==== Information given

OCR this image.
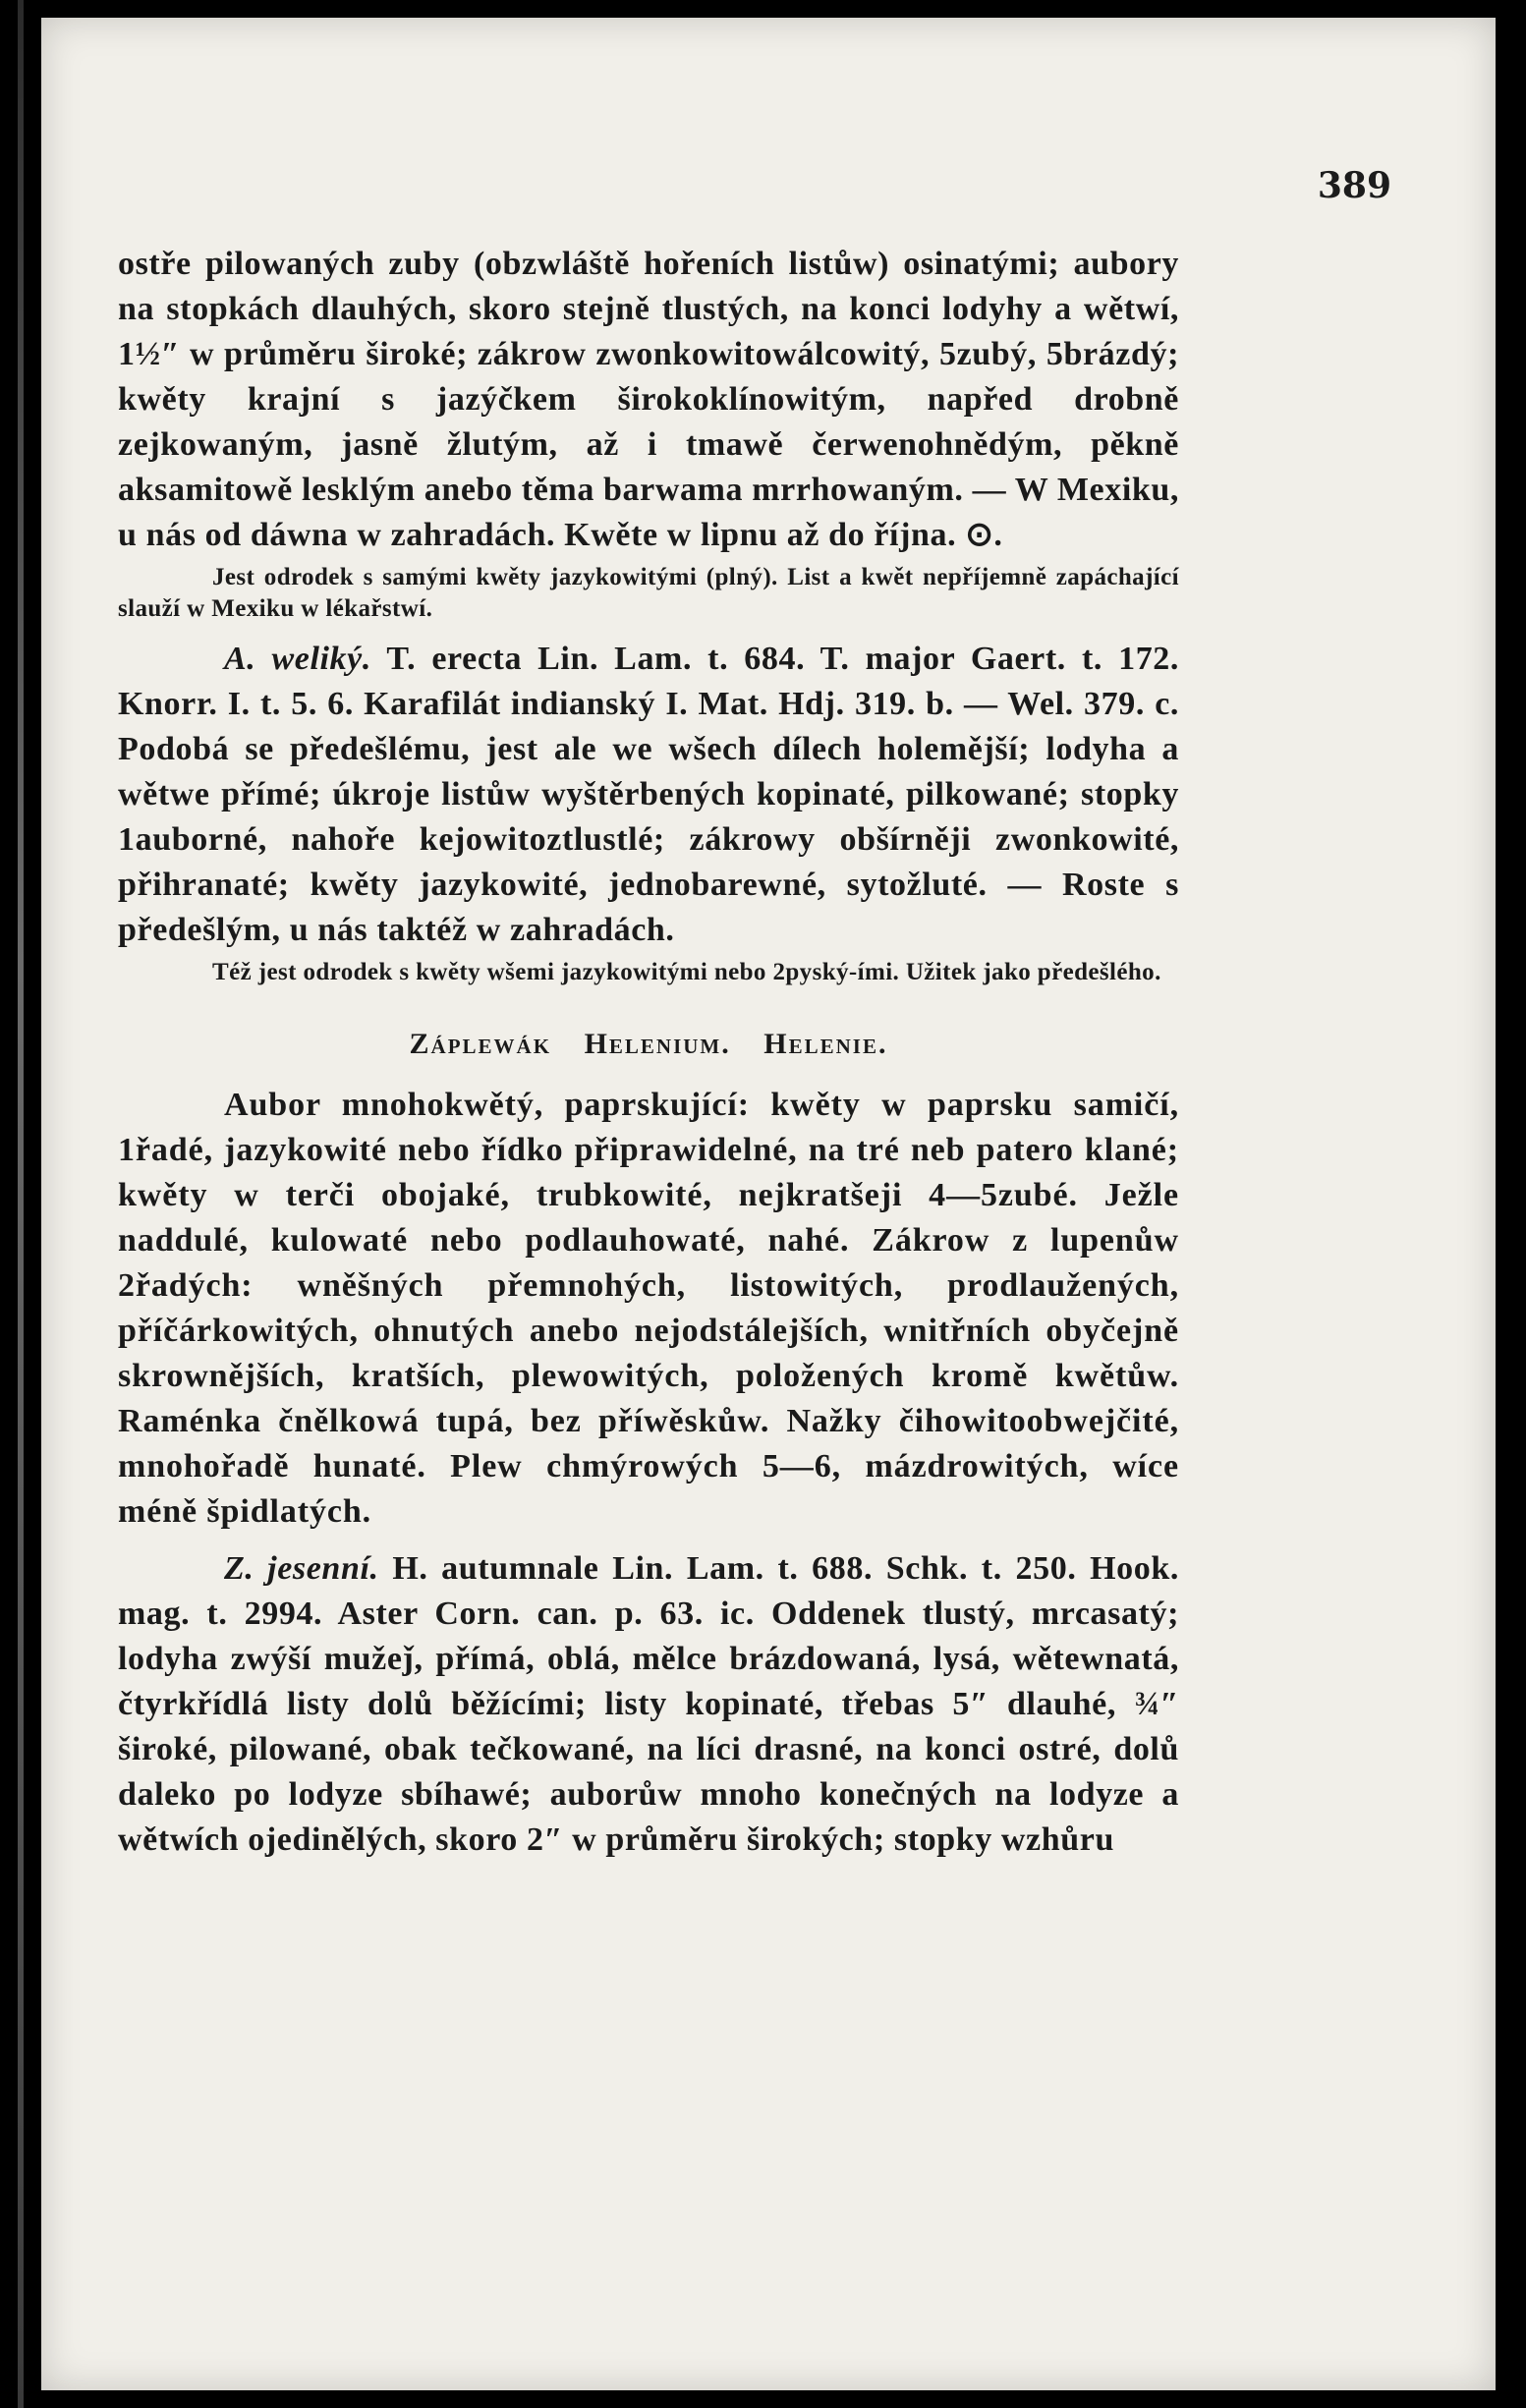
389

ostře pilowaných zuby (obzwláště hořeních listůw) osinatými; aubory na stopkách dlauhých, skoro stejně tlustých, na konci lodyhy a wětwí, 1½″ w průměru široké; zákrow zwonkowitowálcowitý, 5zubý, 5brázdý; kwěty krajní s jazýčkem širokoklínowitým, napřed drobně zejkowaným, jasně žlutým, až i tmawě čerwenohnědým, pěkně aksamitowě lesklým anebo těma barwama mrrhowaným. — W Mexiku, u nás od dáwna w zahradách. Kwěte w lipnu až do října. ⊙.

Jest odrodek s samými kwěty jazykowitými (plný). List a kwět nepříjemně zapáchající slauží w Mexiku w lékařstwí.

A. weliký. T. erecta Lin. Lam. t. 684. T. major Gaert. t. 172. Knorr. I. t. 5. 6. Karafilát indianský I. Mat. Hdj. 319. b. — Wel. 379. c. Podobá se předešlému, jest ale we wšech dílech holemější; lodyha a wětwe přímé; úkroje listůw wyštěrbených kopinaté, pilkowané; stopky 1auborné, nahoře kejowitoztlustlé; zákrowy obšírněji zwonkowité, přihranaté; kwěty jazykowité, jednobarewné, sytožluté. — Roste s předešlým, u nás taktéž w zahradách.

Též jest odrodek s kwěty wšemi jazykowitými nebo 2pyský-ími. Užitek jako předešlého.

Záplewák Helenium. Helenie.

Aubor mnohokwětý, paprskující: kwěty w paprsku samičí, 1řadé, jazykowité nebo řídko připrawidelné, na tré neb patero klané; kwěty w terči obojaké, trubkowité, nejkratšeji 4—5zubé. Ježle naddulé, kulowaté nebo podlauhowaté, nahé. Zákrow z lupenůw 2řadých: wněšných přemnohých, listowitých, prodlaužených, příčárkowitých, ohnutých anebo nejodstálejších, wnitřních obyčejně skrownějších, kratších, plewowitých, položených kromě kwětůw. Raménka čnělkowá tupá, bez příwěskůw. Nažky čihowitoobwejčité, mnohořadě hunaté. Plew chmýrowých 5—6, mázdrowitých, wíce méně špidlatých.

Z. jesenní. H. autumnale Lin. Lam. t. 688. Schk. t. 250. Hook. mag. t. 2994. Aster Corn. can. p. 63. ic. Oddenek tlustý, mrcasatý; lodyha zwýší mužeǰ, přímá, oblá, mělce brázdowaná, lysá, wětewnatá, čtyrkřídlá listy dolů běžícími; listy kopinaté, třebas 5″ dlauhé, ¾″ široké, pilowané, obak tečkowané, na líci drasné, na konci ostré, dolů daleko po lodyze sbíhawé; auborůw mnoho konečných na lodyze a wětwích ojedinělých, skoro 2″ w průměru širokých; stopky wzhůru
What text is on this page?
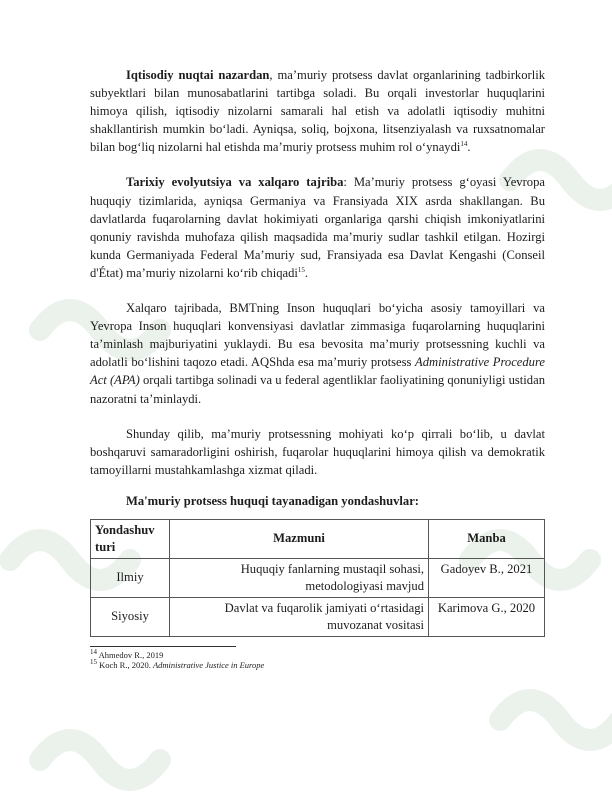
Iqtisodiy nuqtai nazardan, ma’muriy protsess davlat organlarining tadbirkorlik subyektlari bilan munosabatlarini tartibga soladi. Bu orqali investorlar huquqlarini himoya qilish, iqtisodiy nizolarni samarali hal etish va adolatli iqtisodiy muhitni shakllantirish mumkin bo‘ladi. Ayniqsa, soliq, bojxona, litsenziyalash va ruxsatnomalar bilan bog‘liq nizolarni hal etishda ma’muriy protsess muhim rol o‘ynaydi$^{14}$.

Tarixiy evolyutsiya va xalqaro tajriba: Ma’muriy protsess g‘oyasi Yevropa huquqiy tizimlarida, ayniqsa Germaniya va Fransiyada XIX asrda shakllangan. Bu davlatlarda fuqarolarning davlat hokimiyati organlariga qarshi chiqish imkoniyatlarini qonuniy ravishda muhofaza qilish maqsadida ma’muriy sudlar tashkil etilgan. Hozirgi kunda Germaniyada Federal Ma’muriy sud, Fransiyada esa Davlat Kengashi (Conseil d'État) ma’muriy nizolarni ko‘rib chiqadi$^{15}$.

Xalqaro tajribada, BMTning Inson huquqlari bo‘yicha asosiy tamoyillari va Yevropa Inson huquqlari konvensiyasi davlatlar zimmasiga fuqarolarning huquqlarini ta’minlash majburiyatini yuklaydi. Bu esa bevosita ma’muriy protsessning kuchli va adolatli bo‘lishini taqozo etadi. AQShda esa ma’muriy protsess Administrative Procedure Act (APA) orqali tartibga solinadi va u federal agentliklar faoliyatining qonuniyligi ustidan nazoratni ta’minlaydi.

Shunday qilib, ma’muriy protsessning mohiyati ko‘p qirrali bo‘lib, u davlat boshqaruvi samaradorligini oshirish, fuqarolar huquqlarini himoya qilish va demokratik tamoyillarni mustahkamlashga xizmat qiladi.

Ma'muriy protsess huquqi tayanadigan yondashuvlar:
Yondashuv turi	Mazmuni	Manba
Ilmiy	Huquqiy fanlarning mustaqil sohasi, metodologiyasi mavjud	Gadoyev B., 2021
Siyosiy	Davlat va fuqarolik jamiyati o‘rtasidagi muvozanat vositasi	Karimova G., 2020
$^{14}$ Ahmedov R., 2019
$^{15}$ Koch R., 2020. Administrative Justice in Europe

========

• _What you have to do_: Above are the records; reproduce them exactly and leave out the pictures.

• _Solution for this task_:
OCR this image.
389

ostře pilowaných zuby (obzwláště hořeních listůw) osinatými; aubory na stopkách dlauhých, skoro stejně tlustých, na konci lodyhy a wětwí, 1½″ w průměru široké; zákrow zwonkowitowálcowitý, 5zubý, 5brázdý; kwěty krajní s jazýčkem širokoklínowitým, napřed drobně zejkowaným, jasně žlutým, až i tmawě čerwenohnědým, pěkně aksamitowě lesklým anebo těma barwama mrrhowaným. — W Mexiku, u nás od dáwna w zahradách. Kwěte w lipnu až do října. ⊙.

Jest odrodek s samými kwěty jazykowitými (plný). List a kwět nepříjemně zapáchající slauží w Mexiku w lékařstwí.

A. weliký. T. erecta Lin. Lam. t. 684. T. major Gaert. t. 172. Knorr. I. t. 5. 6. Karafilát indianský I. Mat. Hdj. 319. b. — Wel. 379. c. Podobá se předešlému, jest ale we wšech dílech holemější; lodyha a wětwe přímé; úkroje listůw wyštěrbených kopinaté, pilkowané; stopky 1auborné, nahoře kejowitoztlustlé; zákrowy obšírněji zwonkowité, přihranaté; kwěty jazykowité, jednobarewné, sytožluté. — Roste s předešlým, u nás taktéž w zahradách.

Též jest odrodek s kwěty wšemi jazykowitými nebo 2pyský-ími. Užitek jako předešlého.

Záplewák Helenium. Helenie.

Aubor mnohokwětý, paprskující: kwěty w paprsku samičí, 1řadé, jazykowité nebo řídko připrawidelné, na tré neb patero klané; kwěty w terči obojaké, trubkowité, nejkratšeji 4—5zubé. Ježle naddulé, kulowaté nebo podlauhowaté, nahé. Zákrow z lupenůw 2řadých: wněšných přemnohých, listowitých, prodlaužených, příčárkowitých, ohnutých anebo nejodstálejších, wnitřních obyčejně skrownějších, kratších, plewowitých, položených kromě kwětůw. Raménka čnělkowá tupá, bez příwěskůw. Nažky čihowitoobwejčité, mnohořadě hunaté. Plew chmýrowých 5—6, mázdrowitých, wíce méně špidlatých.

Z. jesenní. H. autumnale Lin. Lam. t. 688. Schk. t. 250. Hook. mag. t. 2994. Aster Corn. can. p. 63. ic. Oddenek tlustý, mrcasatý; lodyha zwýší mužeǰ, přímá, oblá, mělce brázdowaná, lysá, wětewnatá, čtyrkřídlá listy dolů běžícími; listy kopinaté, třebas 5″ dlauhé, ¾″ široké, pilowané, obak tečkowané, na líci drasné, na konci ostré, dolů daleko po lodyze sbíhawé; auborůw mnoho konečných na lodyze a wětwích ojedinělých, skoro 2″ w průměru širokých; stopky wzhůru
What text is on this page?
Iqtisodiy nuqtai nazardan, ma’muriy protsess davlat organlarining tadbirkorlik subyektlari bilan munosabatlarini tartibga soladi. Bu orqali investorlar huquqlarini himoya qilish, iqtisodiy nizolarni samarali hal etish va adolatli iqtisodiy muhitni shakllantirish mumkin bo‘ladi. Ayniqsa, soliq, bojxona, litsenziyalash va ruxsatnomalar bilan bog‘liq nizolarni hal etishda ma’muriy protsess muhim rol o‘ynaydi$^{14}$.

Tarixiy evolyutsiya va xalqaro tajriba: Ma’muriy protsess g‘oyasi Yevropa huquqiy tizimlarida, ayniqsa Germaniya va Fransiyada XIX asrda shakllangan. Bu davlatlarda fuqarolarning davlat hokimiyati organlariga qarshi chiqish imkoniyatlarini qonuniy ravishda muhofaza qilish maqsadida ma’muriy sudlar tashkil etilgan. Hozirgi kunda Germaniyada Federal Ma’muriy sud, Fransiyada esa Davlat Kengashi (Conseil d'État) ma’muriy nizolarni ko‘rib chiqadi$^{15}$.

Xalqaro tajribada, BMTning Inson huquqlari bo‘yicha asosiy tamoyillari va Yevropa Inson huquqlari konvensiyasi davlatlar zimmasiga fuqarolarning huquqlarini ta’minlash majburiyatini yuklaydi. Bu esa bevosita ma’muriy protsessning kuchli va adolatli bo‘lishini taqozo etadi. AQShda esa ma’muriy protsess Administrative Procedure Act (APA) orqali tartibga solinadi va u federal agentliklar faoliyatining qonuniyligi ustidan nazoratni ta’minlaydi.

Shunday qilib, ma’muriy protsessning mohiyati ko‘p qirrali bo‘lib, u davlat boshqaruvi samaradorligini oshirish, fuqarolar huquqlarini himoya qilish va demokratik tamoyillarni mustahkamlashga xizmat qiladi.

Ma'muriy protsess huquqi tayanadigan yondashuvlar:
Yondashuv turi	Mazmuni	Manba
Ilmiy	Huquqiy fanlarning mustaqil sohasi, metodologiyasi mavjud	Gadoyev B., 2021
Siyosiy	Davlat va fuqarolik jamiyati o‘rtasidagi muvozanat vositasi	Karimova G., 2020
$^{14}$ Ahmedov R., 2019
$^{15}$ Koch R., 2020. Administrative Justice in Europe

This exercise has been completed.